Dataset excerpt:

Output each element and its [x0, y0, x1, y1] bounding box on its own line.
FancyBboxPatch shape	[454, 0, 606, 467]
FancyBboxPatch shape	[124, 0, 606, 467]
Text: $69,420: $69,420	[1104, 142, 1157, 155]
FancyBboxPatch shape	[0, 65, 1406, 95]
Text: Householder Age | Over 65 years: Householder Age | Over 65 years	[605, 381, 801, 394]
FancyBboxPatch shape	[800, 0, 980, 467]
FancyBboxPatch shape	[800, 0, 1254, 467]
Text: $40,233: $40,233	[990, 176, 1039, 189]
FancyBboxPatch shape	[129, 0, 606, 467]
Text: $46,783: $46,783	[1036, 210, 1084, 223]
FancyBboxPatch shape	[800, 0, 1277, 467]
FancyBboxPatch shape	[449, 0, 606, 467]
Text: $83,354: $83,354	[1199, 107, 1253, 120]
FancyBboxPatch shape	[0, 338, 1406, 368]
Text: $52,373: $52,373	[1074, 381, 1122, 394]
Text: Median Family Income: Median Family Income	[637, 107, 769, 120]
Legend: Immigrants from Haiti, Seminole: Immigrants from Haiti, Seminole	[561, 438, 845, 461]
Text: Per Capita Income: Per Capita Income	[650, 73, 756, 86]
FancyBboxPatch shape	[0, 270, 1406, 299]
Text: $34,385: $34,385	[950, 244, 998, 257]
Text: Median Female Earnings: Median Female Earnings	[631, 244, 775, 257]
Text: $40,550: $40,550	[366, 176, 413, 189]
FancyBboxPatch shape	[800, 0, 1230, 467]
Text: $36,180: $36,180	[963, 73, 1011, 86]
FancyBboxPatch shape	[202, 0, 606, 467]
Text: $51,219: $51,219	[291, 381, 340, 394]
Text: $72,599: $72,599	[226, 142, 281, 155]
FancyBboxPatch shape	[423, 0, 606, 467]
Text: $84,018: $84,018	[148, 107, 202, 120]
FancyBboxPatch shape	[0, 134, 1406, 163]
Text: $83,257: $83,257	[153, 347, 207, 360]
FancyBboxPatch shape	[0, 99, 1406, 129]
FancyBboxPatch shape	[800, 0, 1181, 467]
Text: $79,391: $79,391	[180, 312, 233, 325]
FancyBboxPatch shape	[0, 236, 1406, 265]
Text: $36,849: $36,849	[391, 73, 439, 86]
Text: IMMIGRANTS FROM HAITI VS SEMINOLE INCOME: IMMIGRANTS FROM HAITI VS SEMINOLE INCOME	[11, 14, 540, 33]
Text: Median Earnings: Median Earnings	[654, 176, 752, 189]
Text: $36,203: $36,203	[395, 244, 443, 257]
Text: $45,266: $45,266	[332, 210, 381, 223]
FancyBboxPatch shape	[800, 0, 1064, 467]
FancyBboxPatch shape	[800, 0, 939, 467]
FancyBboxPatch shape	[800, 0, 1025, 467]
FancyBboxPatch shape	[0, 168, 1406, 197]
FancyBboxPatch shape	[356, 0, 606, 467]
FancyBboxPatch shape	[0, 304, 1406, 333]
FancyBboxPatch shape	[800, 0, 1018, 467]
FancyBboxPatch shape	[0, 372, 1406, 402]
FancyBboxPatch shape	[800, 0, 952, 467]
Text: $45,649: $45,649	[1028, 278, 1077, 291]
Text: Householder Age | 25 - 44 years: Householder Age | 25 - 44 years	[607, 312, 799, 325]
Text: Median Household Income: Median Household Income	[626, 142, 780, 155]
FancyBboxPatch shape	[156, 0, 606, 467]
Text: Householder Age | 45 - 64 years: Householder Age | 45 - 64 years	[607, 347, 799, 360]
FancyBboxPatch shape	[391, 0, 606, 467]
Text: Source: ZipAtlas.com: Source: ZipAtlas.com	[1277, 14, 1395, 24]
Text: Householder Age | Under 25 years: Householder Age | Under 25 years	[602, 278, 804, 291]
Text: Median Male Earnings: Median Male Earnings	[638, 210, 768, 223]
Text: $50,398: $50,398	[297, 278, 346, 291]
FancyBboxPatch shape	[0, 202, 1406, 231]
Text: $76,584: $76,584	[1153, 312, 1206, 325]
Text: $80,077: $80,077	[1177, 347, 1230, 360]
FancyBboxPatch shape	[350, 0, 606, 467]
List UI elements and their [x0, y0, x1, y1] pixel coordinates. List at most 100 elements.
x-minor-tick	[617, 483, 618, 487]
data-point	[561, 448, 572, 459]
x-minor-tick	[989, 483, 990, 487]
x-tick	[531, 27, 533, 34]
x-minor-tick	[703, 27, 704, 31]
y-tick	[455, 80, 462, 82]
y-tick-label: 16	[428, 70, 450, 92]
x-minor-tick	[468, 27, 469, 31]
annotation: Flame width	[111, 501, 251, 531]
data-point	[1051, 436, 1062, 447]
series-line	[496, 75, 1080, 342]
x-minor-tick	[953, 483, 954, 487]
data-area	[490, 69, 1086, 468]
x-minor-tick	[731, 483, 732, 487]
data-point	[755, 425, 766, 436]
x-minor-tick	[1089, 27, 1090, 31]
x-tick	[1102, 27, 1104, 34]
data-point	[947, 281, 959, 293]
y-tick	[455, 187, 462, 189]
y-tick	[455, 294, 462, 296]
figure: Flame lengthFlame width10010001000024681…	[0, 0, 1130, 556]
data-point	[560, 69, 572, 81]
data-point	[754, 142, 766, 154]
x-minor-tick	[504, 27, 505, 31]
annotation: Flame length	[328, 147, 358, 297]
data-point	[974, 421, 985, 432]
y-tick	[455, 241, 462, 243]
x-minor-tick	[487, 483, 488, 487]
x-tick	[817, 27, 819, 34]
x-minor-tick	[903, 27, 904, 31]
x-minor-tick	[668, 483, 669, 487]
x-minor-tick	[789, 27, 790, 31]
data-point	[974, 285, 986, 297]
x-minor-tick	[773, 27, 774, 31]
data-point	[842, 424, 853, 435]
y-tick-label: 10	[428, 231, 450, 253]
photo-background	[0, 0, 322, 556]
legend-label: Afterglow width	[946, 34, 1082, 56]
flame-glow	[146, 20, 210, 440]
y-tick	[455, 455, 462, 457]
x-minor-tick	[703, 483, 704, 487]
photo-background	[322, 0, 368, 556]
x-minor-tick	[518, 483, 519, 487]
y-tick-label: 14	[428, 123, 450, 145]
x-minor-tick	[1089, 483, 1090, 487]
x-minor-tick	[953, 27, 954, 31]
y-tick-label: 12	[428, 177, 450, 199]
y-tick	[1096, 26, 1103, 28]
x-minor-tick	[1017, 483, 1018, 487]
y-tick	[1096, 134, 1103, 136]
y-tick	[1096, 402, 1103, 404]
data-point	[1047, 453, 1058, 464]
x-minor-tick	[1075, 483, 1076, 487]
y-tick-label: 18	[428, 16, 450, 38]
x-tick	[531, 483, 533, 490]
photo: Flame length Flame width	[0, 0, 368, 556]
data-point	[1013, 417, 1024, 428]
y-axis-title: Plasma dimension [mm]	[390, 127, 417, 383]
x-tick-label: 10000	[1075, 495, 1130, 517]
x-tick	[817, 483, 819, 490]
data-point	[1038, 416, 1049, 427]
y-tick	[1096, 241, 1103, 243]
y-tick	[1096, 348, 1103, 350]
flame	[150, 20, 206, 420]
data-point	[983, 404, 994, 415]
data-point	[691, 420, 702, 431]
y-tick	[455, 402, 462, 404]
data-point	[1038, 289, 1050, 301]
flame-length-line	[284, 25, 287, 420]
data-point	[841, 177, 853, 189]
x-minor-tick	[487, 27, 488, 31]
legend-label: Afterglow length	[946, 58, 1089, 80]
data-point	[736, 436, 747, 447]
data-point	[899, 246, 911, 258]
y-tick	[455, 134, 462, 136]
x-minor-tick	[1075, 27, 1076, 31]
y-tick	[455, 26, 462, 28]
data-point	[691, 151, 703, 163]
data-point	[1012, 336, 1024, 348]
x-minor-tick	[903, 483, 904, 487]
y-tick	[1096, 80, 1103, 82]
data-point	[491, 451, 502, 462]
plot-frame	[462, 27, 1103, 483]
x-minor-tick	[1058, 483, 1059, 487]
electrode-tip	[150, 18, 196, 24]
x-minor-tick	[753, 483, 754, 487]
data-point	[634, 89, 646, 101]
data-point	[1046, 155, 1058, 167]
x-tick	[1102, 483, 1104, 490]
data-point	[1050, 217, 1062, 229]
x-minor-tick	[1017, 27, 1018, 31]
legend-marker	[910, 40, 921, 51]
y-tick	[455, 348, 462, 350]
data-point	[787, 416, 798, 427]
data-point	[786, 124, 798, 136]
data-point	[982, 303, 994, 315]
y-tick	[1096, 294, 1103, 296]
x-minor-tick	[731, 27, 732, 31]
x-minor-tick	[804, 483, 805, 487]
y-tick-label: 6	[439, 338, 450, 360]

REQUEST —
Copy out the lines word for word, from the very first line down through the line with "Text: Householder Age | Over", including that line.

RESPONSE FOR THIS EXERCISE —
Output each element and its [x0, y0, x1, y1] bounding box on its own line.
FancyBboxPatch shape	[454, 0, 606, 467]
FancyBboxPatch shape	[124, 0, 606, 467]
Text: $69,420: $69,420	[1104, 142, 1157, 155]
FancyBboxPatch shape	[0, 65, 1406, 95]
Text: Householder Age | Over 65 years: Householder Age | Over 65 years	[605, 381, 801, 394]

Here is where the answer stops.